#### THE INPUT
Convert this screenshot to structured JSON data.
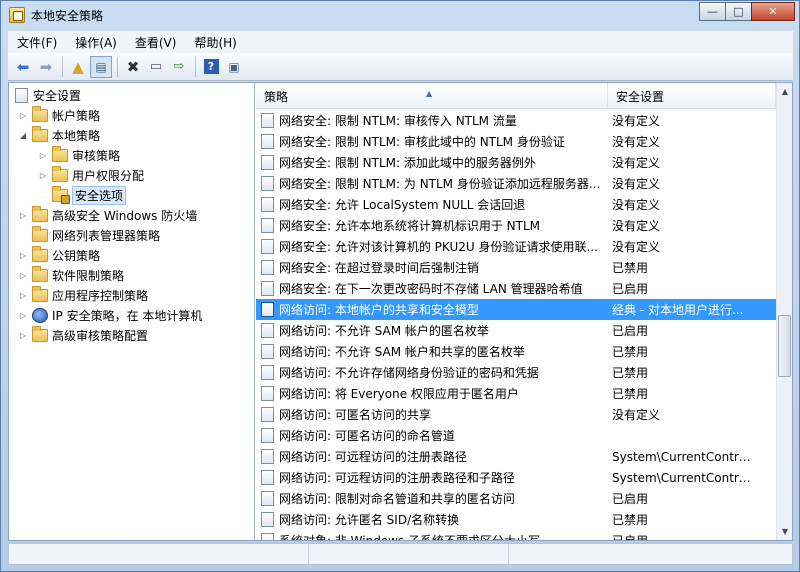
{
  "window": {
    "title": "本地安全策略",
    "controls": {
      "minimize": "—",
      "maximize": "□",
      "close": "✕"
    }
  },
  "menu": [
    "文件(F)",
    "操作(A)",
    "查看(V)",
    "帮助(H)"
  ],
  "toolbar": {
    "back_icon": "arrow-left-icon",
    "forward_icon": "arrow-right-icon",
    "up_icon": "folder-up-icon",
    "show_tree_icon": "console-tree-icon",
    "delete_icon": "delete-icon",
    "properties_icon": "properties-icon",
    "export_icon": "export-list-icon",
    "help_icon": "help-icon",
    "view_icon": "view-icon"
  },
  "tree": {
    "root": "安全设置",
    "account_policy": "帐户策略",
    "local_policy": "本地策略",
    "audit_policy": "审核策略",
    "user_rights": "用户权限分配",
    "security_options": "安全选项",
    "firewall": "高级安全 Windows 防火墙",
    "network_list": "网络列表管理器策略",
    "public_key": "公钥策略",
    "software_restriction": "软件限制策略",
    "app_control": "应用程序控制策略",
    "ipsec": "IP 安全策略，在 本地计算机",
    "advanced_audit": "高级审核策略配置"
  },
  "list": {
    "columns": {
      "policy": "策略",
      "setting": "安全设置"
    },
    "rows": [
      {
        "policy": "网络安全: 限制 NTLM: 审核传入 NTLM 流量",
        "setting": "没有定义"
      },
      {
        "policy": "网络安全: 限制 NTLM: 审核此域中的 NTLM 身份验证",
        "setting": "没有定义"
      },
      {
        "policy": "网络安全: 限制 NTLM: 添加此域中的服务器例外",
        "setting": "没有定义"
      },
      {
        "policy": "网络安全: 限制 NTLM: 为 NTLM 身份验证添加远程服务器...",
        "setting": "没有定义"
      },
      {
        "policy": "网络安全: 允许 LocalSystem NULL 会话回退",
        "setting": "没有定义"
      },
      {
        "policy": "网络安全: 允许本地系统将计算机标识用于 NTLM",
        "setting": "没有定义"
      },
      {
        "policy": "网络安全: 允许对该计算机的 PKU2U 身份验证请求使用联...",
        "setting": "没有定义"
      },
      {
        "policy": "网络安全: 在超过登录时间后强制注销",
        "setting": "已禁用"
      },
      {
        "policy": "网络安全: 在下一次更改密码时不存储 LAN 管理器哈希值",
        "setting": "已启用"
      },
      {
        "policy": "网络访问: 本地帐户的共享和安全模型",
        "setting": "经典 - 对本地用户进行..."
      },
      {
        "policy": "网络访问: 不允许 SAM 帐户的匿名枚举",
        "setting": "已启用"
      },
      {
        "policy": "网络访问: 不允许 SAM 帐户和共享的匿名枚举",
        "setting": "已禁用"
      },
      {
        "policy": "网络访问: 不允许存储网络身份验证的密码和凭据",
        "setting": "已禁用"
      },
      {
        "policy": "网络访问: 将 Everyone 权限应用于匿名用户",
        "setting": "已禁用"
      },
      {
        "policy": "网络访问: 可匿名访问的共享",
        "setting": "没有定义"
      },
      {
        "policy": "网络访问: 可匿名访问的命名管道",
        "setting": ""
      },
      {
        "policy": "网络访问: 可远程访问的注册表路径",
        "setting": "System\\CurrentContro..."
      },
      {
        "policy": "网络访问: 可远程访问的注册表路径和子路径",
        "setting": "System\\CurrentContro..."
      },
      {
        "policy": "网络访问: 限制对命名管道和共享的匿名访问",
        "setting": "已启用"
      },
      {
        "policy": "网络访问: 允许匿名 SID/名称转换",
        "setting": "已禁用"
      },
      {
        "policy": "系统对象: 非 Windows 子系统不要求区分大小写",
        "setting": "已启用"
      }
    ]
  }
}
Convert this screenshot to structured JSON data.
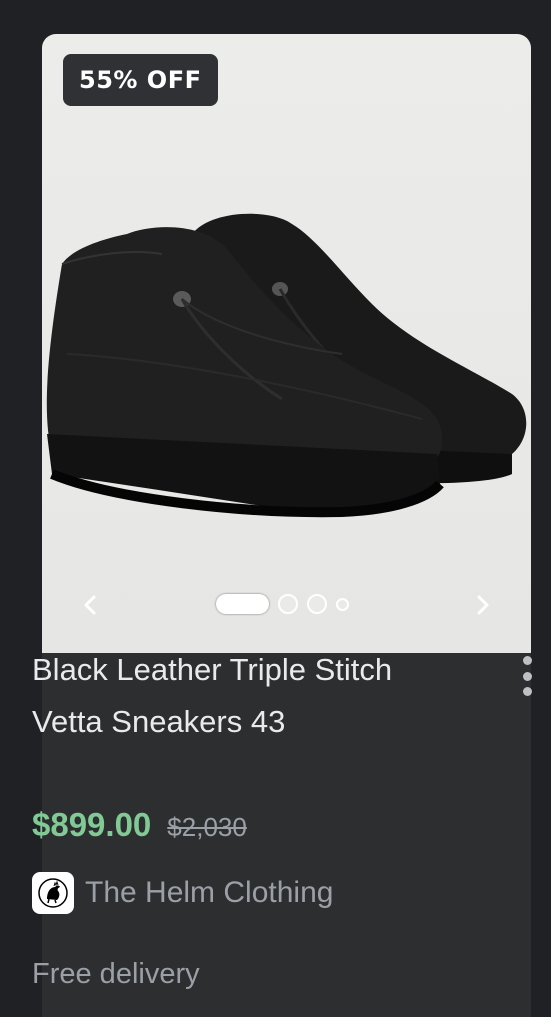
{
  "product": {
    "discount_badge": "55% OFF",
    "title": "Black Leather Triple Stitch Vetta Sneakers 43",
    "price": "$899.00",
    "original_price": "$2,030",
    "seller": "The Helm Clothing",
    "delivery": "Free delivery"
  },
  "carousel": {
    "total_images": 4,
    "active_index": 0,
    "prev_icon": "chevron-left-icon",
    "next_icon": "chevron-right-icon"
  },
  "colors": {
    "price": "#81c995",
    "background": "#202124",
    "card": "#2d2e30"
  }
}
########
Write the entries above out again exactly, but not the pictures.

Convert this screenshot to structured JSON data.
{
  "window": {
    "title": "本地安全策略",
    "controls": {
      "minimize": "—",
      "maximize": "□",
      "close": "✕"
    }
  },
  "menu": [
    "文件(F)",
    "操作(A)",
    "查看(V)",
    "帮助(H)"
  ],
  "toolbar": {
    "back_icon": "arrow-left-icon",
    "forward_icon": "arrow-right-icon",
    "up_icon": "folder-up-icon",
    "show_tree_icon": "console-tree-icon",
    "delete_icon": "delete-icon",
    "properties_icon": "properties-icon",
    "export_icon": "export-list-icon",
    "help_icon": "help-icon",
    "view_icon": "view-icon"
  },
  "tree": {
    "root": "安全设置",
    "account_policy": "帐户策略",
    "local_policy": "本地策略",
    "audit_policy": "审核策略",
    "user_rights": "用户权限分配",
    "security_options": "安全选项",
    "firewall": "高级安全 Windows 防火墙",
    "network_list": "网络列表管理器策略",
    "public_key": "公钥策略",
    "software_restriction": "软件限制策略",
    "app_control": "应用程序控制策略",
    "ipsec": "IP 安全策略，在 本地计算机",
    "advanced_audit": "高级审核策略配置"
  },
  "list": {
    "columns": {
      "policy": "策略",
      "setting": "安全设置"
    },
    "rows": [
      {
        "policy": "网络安全: 限制 NTLM: 审核传入 NTLM 流量",
        "setting": "没有定义"
      },
      {
        "policy": "网络安全: 限制 NTLM: 审核此域中的 NTLM 身份验证",
        "setting": "没有定义"
      },
      {
        "policy": "网络安全: 限制 NTLM: 添加此域中的服务器例外",
        "setting": "没有定义"
      },
      {
        "policy": "网络安全: 限制 NTLM: 为 NTLM 身份验证添加远程服务器...",
        "setting": "没有定义"
      },
      {
        "policy": "网络安全: 允许 LocalSystem NULL 会话回退",
        "setting": "没有定义"
      },
      {
        "policy": "网络安全: 允许本地系统将计算机标识用于 NTLM",
        "setting": "没有定义"
      },
      {
        "policy": "网络安全: 允许对该计算机的 PKU2U 身份验证请求使用联...",
        "setting": "没有定义"
      },
      {
        "policy": "网络安全: 在超过登录时间后强制注销",
        "setting": "已禁用"
      },
      {
        "policy": "网络安全: 在下一次更改密码时不存储 LAN 管理器哈希值",
        "setting": "已启用"
      },
      {
        "policy": "网络访问: 本地帐户的共享和安全模型",
        "setting": "经典 - 对本地用户进行..."
      },
      {
        "policy": "网络访问: 不允许 SAM 帐户的匿名枚举",
        "setting": "已启用"
      },
      {
        "policy": "网络访问: 不允许 SAM 帐户和共享的匿名枚举",
        "setting": "已禁用"
      },
      {
        "policy": "网络访问: 不允许存储网络身份验证的密码和凭据",
        "setting": "已禁用"
      },
      {
        "policy": "网络访问: 将 Everyone 权限应用于匿名用户",
        "setting": "已禁用"
      },
      {
        "policy": "网络访问: 可匿名访问的共享",
        "setting": "没有定义"
      },
      {
        "policy": "网络访问: 可匿名访问的命名管道",
        "setting": ""
      },
      {
        "policy": "网络访问: 可远程访问的注册表路径",
        "setting": "System\\CurrentContro..."
      },
      {
        "policy": "网络访问: 可远程访问的注册表路径和子路径",
        "setting": "System\\CurrentContro..."
      },
      {
        "policy": "网络访问: 限制对命名管道和共享的匿名访问",
        "setting": "已启用"
      },
      {
        "policy": "网络访问: 允许匿名 SID/名称转换",
        "setting": "已禁用"
      },
      {
        "policy": "系统对象: 非 Windows 子系统不要求区分大小写",
        "setting": "已启用"
      }
    ]
  }
}
Convert this screenshot to structured JSON data.
{
  "product": {
    "discount_badge": "55% OFF",
    "title": "Black Leather Triple Stitch Vetta Sneakers 43",
    "price": "$899.00",
    "original_price": "$2,030",
    "seller": "The Helm Clothing",
    "delivery": "Free delivery"
  },
  "carousel": {
    "total_images": 4,
    "active_index": 0,
    "prev_icon": "chevron-left-icon",
    "next_icon": "chevron-right-icon"
  },
  "colors": {
    "price": "#81c995",
    "background": "#202124",
    "card": "#2d2e30"
  }
}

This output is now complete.